THE EXERCISE:
Can you output the material exactly as written, minus any pictures it holds?

ENTRIES:
-*-*-

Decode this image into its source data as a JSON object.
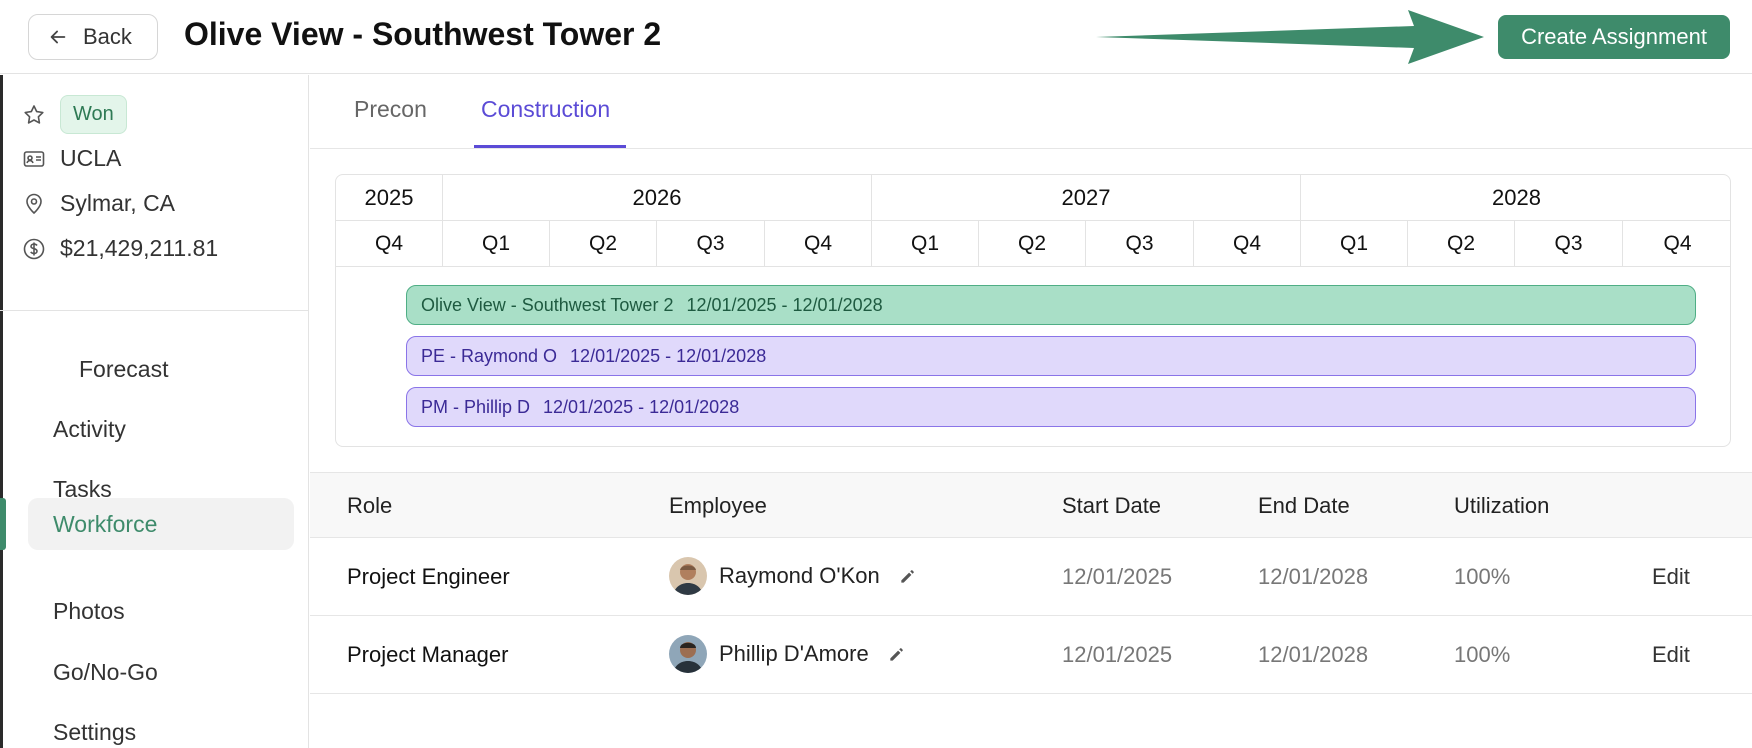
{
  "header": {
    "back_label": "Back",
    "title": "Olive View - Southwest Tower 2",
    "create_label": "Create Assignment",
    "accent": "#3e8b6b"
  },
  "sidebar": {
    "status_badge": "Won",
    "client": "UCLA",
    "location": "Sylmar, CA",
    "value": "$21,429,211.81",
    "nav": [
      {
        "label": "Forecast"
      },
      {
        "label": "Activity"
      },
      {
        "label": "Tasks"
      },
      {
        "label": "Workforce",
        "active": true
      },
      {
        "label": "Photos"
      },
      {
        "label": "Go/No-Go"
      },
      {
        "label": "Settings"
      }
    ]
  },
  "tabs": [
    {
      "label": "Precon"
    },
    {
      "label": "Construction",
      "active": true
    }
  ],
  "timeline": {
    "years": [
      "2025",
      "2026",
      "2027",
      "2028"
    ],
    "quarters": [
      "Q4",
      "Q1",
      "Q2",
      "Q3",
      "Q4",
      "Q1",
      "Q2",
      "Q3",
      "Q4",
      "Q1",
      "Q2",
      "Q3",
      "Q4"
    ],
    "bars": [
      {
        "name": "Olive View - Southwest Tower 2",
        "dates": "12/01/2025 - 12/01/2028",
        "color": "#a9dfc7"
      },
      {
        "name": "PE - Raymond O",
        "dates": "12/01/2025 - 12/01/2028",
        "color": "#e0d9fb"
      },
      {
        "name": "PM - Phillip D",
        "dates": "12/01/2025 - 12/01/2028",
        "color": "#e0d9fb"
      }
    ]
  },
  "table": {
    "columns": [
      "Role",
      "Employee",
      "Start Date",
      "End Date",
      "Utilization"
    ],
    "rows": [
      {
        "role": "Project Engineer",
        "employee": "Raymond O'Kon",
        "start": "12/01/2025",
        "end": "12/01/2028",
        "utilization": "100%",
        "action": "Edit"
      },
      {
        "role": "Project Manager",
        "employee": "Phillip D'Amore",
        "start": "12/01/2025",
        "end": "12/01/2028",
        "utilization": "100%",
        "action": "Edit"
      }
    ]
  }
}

-*-*-

RESULT OF THIS EXERCISE:
Decode this image into its source data as a JSON object.
{
  "header": {
    "back_label": "Back",
    "title": "Olive View - Southwest Tower 2",
    "create_label": "Create Assignment",
    "accent": "#3e8b6b"
  },
  "sidebar": {
    "status_badge": "Won",
    "client": "UCLA",
    "location": "Sylmar, CA",
    "value": "$21,429,211.81",
    "nav": [
      {
        "label": "Forecast"
      },
      {
        "label": "Activity"
      },
      {
        "label": "Tasks"
      },
      {
        "label": "Workforce",
        "active": true
      },
      {
        "label": "Photos"
      },
      {
        "label": "Go/No-Go"
      },
      {
        "label": "Settings"
      }
    ]
  },
  "tabs": [
    {
      "label": "Precon"
    },
    {
      "label": "Construction",
      "active": true
    }
  ],
  "timeline": {
    "years": [
      "2025",
      "2026",
      "2027",
      "2028"
    ],
    "quarters": [
      "Q4",
      "Q1",
      "Q2",
      "Q3",
      "Q4",
      "Q1",
      "Q2",
      "Q3",
      "Q4",
      "Q1",
      "Q2",
      "Q3",
      "Q4"
    ],
    "bars": [
      {
        "name": "Olive View - Southwest Tower 2",
        "dates": "12/01/2025 - 12/01/2028",
        "color": "#a9dfc7"
      },
      {
        "name": "PE - Raymond O",
        "dates": "12/01/2025 - 12/01/2028",
        "color": "#e0d9fb"
      },
      {
        "name": "PM - Phillip D",
        "dates": "12/01/2025 - 12/01/2028",
        "color": "#e0d9fb"
      }
    ]
  },
  "table": {
    "columns": [
      "Role",
      "Employee",
      "Start Date",
      "End Date",
      "Utilization"
    ],
    "rows": [
      {
        "role": "Project Engineer",
        "employee": "Raymond O'Kon",
        "start": "12/01/2025",
        "end": "12/01/2028",
        "utilization": "100%",
        "action": "Edit"
      },
      {
        "role": "Project Manager",
        "employee": "Phillip D'Amore",
        "start": "12/01/2025",
        "end": "12/01/2028",
        "utilization": "100%",
        "action": "Edit"
      }
    ]
  }
}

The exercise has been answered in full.